Short task>
Select all lines holding the word "name" from the entries that follow.

Records from a data collection

_ _ _

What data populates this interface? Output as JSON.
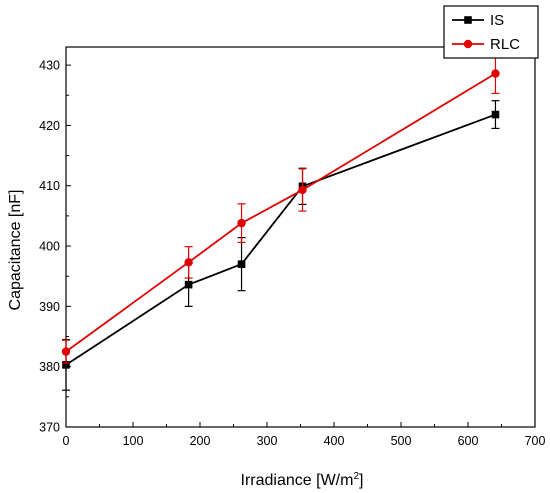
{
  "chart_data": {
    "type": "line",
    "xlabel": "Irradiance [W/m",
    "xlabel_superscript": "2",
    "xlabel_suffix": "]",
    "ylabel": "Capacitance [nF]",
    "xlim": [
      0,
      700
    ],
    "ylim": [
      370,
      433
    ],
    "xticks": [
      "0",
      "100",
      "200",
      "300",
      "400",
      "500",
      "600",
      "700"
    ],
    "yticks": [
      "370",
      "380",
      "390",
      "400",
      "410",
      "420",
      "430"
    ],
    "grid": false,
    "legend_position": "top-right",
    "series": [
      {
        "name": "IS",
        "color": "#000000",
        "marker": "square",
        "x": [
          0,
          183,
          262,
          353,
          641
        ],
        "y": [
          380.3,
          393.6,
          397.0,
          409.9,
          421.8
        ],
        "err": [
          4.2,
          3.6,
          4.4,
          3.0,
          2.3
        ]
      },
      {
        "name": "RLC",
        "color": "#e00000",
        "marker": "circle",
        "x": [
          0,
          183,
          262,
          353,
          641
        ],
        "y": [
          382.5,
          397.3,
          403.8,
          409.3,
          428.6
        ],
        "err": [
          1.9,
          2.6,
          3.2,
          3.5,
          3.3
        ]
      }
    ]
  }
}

_ _ _

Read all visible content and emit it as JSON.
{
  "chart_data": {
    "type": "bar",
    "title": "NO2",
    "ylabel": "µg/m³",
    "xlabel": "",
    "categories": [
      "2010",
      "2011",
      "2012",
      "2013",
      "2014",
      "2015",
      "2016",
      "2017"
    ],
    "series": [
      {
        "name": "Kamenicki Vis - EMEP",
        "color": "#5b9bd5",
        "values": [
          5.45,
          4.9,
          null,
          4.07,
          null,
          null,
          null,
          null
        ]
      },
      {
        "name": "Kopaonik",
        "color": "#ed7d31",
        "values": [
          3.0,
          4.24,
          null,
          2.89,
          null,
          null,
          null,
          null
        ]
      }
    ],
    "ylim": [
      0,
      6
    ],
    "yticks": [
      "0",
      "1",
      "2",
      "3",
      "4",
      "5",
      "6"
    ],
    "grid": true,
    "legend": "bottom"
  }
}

_ _ _

Completed task>
        "name": "IS",
        "name": "RLC",
        "name": "Kamenicki Vis - EMEP",
        "name": "Kopaonik",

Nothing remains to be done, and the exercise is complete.